**EXERCISE OBJECTIVE**
The listing must be reproduced in full, exactly as it stands.

Begin STORED ROWS

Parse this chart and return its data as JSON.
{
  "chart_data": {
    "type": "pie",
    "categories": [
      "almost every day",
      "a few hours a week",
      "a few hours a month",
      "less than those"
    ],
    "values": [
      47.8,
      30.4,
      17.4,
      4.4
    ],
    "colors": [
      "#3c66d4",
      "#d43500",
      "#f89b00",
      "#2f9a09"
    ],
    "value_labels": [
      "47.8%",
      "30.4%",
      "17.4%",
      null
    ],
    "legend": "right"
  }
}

End STORED ROWS

**WRITTEN SOLUTION**
Parse this chart and return its data as JSON.
{
  "chart_data": {
    "type": "pie",
    "categories": [
      "almost every day",
      "a few hours a week",
      "a few hours a month",
      "less than those"
    ],
    "values": [
      47.8,
      30.4,
      17.4,
      4.4
    ],
    "colors": [
      "#3c66d4",
      "#d43500",
      "#f89b00",
      "#2f9a09"
    ],
    "value_labels": [
      "47.8%",
      "30.4%",
      "17.4%",
      null
    ],
    "legend": "right"
  }
}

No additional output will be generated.